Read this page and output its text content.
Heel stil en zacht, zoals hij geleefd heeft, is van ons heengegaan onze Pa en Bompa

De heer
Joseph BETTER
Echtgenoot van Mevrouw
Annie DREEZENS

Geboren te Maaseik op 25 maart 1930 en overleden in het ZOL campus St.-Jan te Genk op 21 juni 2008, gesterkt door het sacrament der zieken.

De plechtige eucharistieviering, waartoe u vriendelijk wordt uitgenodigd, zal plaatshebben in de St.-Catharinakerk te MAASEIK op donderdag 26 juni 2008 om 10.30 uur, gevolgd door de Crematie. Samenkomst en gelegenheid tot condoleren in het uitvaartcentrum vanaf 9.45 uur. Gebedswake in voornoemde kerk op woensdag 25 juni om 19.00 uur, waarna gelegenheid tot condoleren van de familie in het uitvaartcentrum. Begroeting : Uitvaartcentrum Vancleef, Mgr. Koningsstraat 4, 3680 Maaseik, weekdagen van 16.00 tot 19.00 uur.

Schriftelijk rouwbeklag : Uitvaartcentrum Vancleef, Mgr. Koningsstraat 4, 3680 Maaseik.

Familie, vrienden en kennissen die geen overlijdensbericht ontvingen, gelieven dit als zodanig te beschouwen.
============================================================
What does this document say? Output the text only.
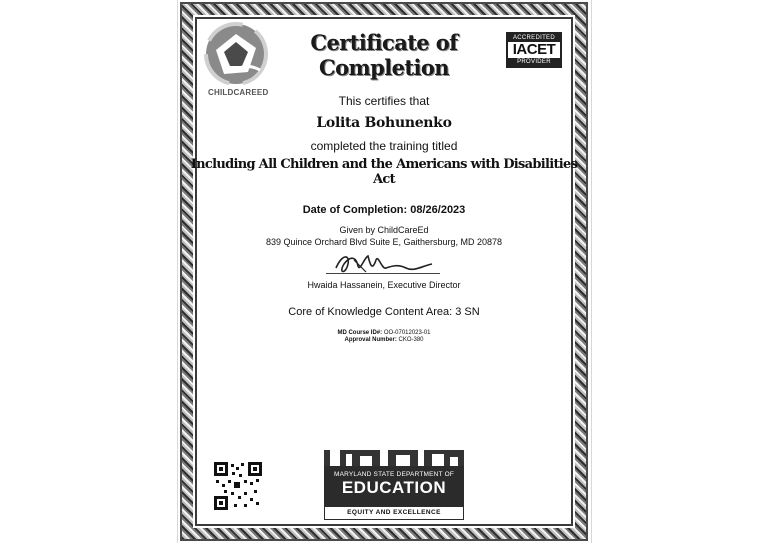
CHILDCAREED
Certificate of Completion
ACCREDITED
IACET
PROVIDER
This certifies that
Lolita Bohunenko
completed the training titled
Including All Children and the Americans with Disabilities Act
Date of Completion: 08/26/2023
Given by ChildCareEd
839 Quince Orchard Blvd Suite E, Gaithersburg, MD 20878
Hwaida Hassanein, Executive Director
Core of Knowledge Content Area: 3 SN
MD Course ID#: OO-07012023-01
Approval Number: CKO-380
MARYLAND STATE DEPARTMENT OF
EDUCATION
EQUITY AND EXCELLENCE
============================================================
EXERCISE:
Across the entries, how many lines hold the word "Uitvaartcentrum"? Say only the number.

RESPONSE FOR THIS EXERCISE:
2